====== Materials provided

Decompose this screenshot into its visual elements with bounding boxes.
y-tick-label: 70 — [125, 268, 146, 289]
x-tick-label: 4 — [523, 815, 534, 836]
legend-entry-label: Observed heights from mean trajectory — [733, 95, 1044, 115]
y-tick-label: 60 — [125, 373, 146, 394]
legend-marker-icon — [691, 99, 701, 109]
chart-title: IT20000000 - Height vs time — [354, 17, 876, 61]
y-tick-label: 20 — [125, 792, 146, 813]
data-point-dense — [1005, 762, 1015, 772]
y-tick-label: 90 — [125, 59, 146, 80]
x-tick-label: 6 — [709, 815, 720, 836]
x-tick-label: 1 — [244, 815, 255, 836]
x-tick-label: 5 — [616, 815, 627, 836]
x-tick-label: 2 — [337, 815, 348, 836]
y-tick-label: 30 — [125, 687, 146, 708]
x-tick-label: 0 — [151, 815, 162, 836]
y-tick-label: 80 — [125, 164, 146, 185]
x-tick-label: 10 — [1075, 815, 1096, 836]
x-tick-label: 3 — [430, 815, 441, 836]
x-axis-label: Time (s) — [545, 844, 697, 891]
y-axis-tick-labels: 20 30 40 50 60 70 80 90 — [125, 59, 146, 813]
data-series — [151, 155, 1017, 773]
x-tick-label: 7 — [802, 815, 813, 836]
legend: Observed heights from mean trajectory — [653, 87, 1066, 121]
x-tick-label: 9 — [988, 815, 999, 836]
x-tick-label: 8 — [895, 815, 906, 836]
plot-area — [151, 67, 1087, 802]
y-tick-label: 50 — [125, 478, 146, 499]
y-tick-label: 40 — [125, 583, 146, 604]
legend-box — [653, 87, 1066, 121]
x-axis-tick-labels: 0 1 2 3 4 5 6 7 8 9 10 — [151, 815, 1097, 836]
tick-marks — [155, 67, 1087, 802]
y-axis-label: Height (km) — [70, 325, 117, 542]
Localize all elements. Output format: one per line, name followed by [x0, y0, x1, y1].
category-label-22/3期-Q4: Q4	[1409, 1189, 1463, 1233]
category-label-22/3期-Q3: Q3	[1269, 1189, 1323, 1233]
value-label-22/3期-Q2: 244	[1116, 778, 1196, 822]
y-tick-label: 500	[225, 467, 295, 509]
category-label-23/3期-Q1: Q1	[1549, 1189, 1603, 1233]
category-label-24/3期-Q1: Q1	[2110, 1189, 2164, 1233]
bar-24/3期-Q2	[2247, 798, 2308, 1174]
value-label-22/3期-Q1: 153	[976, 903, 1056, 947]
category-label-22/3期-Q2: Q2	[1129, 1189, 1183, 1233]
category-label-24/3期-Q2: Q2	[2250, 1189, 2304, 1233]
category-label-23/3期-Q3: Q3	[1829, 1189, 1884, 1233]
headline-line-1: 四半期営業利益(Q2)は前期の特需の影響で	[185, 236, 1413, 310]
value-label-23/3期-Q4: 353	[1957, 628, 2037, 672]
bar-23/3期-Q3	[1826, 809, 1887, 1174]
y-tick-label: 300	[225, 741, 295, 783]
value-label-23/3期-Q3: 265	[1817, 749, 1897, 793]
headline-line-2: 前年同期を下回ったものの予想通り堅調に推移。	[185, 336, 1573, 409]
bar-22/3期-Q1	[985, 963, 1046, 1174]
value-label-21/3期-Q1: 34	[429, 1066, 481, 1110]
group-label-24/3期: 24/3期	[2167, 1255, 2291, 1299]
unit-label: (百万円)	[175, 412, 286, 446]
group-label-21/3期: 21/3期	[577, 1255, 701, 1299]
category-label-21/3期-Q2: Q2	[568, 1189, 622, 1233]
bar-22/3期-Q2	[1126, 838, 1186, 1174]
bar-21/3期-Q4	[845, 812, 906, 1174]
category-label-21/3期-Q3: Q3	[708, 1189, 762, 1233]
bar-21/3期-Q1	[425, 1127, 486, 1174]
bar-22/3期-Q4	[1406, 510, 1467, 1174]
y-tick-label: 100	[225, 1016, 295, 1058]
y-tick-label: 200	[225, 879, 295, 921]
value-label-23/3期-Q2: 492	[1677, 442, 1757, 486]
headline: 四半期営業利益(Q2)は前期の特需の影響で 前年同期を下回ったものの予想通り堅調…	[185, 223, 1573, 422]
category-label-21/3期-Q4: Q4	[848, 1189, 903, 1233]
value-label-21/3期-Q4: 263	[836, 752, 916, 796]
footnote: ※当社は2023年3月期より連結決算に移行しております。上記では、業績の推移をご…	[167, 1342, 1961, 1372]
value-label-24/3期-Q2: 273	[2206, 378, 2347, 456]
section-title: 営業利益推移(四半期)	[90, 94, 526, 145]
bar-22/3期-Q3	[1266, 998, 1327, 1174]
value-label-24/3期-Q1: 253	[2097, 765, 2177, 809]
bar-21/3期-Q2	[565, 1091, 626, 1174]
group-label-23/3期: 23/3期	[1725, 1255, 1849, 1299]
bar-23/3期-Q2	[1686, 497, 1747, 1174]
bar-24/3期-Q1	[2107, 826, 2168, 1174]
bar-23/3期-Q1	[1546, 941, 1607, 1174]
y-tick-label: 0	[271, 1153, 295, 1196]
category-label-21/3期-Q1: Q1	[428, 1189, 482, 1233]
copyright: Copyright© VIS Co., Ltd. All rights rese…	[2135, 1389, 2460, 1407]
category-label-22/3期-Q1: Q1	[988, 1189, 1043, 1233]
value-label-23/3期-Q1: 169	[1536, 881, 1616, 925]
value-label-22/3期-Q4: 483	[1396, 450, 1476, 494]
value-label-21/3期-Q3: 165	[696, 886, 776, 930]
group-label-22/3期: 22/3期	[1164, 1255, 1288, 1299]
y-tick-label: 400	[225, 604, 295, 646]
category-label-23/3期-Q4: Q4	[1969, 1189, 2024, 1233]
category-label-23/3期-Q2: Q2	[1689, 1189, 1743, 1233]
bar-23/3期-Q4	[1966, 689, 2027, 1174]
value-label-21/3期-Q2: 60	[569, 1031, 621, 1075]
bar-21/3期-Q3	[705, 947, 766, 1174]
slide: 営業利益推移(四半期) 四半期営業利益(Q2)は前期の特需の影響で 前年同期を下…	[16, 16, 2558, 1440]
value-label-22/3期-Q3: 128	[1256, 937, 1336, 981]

============

## To do
Rewrite everything from the start of the data down to the line containing "x-tick-label: 9 — [988, 815, 999, 836]", substituting "plot-title" for "chart-title" and leaving all else unchanged.

## The response
Decompose this screenshot into its visual elements with bounding boxes.
y-tick-label: 70 — [125, 268, 146, 289]
x-tick-label: 4 — [523, 815, 534, 836]
legend-entry-label: Observed heights from mean trajectory — [733, 95, 1044, 115]
y-tick-label: 60 — [125, 373, 146, 394]
legend-marker-icon — [691, 99, 701, 109]
plot-title: IT20000000 - Height vs time — [354, 17, 876, 61]
y-tick-label: 20 — [125, 792, 146, 813]
data-point-dense — [1005, 762, 1015, 772]
y-tick-label: 90 — [125, 59, 146, 80]
x-tick-label: 6 — [709, 815, 720, 836]
x-tick-label: 1 — [244, 815, 255, 836]
x-tick-label: 5 — [616, 815, 627, 836]
x-tick-label: 2 — [337, 815, 348, 836]
y-tick-label: 30 — [125, 687, 146, 708]
x-tick-label: 0 — [151, 815, 162, 836]
y-tick-label: 80 — [125, 164, 146, 185]
x-tick-label: 10 — [1075, 815, 1096, 836]
x-tick-label: 3 — [430, 815, 441, 836]
x-axis-label: Time (s) — [545, 844, 697, 891]
y-axis-tick-labels: 20 30 40 50 60 70 80 90 — [125, 59, 146, 813]
data-series — [151, 155, 1017, 773]
x-tick-label: 7 — [802, 815, 813, 836]
legend: Observed heights from mean trajectory — [653, 87, 1066, 121]
x-tick-label: 9 — [988, 815, 999, 836]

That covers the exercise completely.